* _EXERCISE OBJECTIVE_
Select each line where the word "then" appears.

[Stored items]
+---+

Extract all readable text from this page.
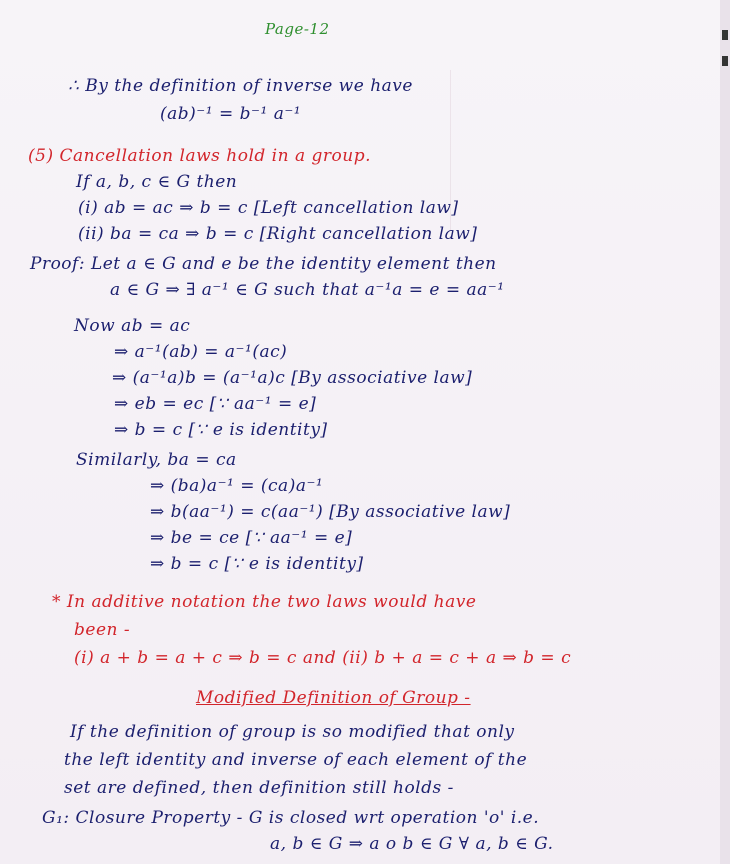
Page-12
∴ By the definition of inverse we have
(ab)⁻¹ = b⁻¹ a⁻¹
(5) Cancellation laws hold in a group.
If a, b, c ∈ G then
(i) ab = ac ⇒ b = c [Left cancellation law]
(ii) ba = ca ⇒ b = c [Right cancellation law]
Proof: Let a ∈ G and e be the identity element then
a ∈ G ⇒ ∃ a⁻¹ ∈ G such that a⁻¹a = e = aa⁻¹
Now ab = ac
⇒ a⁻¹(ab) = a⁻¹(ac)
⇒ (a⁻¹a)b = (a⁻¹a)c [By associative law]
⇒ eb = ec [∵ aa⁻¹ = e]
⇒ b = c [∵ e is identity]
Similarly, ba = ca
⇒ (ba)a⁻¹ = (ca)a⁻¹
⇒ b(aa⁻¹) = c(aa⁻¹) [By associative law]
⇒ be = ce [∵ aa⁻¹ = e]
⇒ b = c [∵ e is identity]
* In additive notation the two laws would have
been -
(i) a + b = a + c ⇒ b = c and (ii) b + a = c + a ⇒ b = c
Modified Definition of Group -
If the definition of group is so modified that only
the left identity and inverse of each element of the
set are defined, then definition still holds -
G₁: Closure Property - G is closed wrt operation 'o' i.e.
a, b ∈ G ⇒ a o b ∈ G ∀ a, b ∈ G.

+---+

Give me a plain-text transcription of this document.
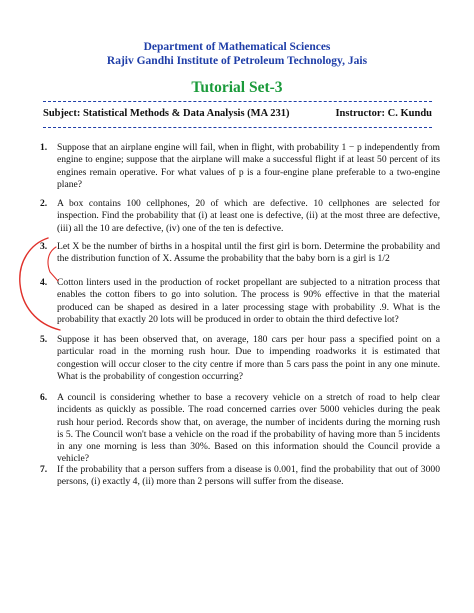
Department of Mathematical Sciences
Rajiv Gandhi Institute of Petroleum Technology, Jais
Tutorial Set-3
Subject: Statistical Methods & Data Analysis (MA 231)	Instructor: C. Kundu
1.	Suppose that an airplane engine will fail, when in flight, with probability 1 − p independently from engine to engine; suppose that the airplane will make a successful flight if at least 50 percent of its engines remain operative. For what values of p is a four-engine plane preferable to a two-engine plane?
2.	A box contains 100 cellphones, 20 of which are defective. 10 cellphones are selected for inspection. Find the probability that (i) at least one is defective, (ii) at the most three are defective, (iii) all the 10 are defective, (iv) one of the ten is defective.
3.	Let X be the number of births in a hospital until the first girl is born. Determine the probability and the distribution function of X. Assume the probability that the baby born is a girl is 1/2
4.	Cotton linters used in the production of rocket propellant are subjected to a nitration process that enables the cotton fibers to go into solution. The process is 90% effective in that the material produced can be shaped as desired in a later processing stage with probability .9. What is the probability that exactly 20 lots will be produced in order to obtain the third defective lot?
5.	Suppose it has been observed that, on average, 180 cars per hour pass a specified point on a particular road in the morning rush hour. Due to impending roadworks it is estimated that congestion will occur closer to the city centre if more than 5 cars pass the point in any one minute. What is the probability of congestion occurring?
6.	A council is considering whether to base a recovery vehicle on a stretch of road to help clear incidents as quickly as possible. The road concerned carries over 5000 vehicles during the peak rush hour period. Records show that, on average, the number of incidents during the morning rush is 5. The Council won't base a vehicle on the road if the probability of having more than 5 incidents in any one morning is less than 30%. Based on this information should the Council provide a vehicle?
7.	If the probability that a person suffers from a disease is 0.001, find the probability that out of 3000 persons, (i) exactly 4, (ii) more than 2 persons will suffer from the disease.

+---+

* _WRITTEN RESPONSE_
If a, b, c ∈ G then
Proof: Let a ∈ G and e be the identity element then
set are defined, then definition still holds -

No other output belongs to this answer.